**Consignes à suivre**
1/ D'après l'extrait sur la loi travail de 2016, sur combien de mesures le Conseil constitutionnel a-t-il censuré le texte ?
2/ Reproduisez le passage de l'extrait sur la loi travail compris entre « Les entreprises de » et « refuser la proposition. », ces deux bornes incluses.

**Extrait du document**
★ ★ ★ ★
La loi du 8 août 2016 « relative au travail, à la modernisation du dialogue social et à la sécurisation des parcours professionnels », portée par la ministre du travail, Myriam El Khomri, vient d’être publiée au Journal officiel au lendemain de sa promulgation, permettant son entrée en application.
Le projet de loi avait fait l’objet de deux saisines du Conseil constitutionnel, par les députés et par les sénateurs. Le Conseil Constitutionnel a partiellement censuré le texte de la loi travail (décision n°2016-736 DC du 4 août 2016) sur cinq mesures secondaires, deux portant sur le fond (relatives au dialogue social dans les entreprises franchisées et aux locaux syndicaux) et trois sur la forme. Les autres articles de la loi ont été validés par le Conseil Constitutionnel.
Le temps et la rémunération du travail
La durée légale du travail reste de 35 heures par semaine. La durée maximale du travail reste fixée à 10 heures par jour et à 48 heures par semaine. Ces durées peuvent toujours être portées à 12 heures par jour et à 60 heures par semaine en cas de « circonstances exceptionnelles », Dorénavant, c’est l’accord d’entreprise qui prime sur l’accord de branche, avec le maintien de l’autorisation de l’inspection du travail.
Les entreprises de moins de 50 salariés pourront librement proposer à leurs salariés un forfait jour, dérogeant aux règles des 35 heures. Ces derniers sont tout aussi libres, en droit, de refuser la proposition.
★ ★ ★ ★
**Lignes de données**
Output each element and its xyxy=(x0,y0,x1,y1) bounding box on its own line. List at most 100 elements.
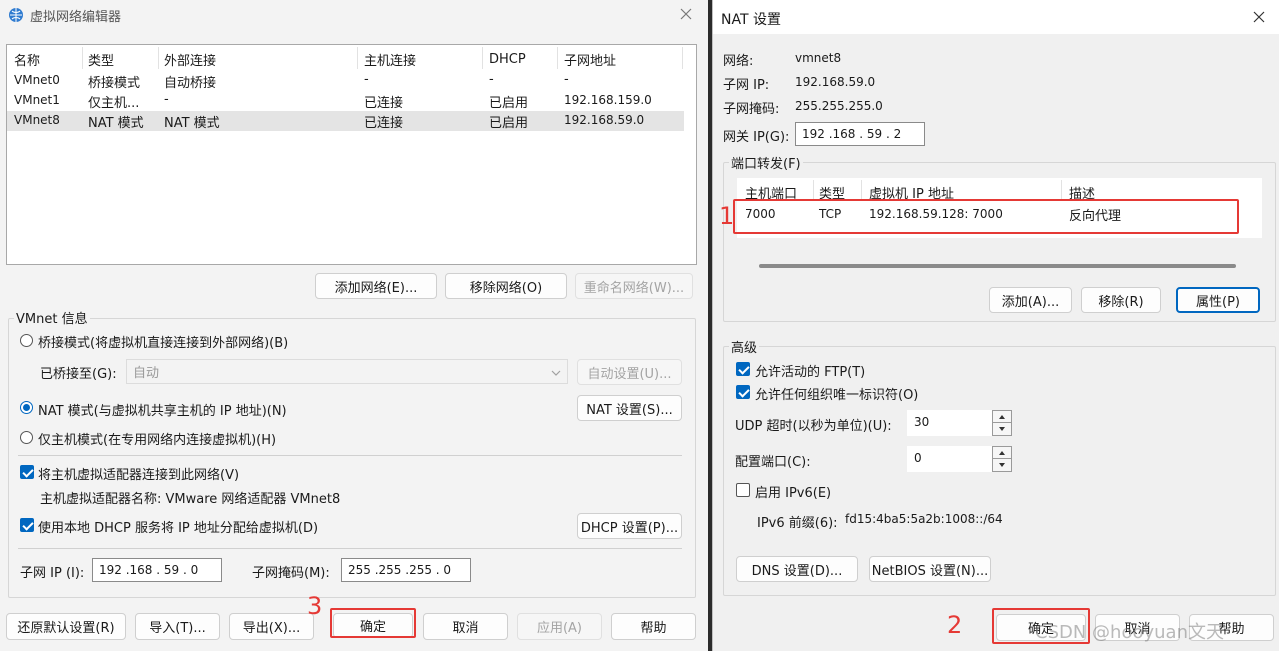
★ ★ ★ ★
**Liste des réponses**
1/ Sur cinq mesures secondaires.

2/
Les entreprises de moins de 50 salariés pourront librement proposer à leurs salariés un forfait jour, dérogeant aux règles des 35 heures. Ces derniers sont tout aussi libres, en droit, de refuser la proposition.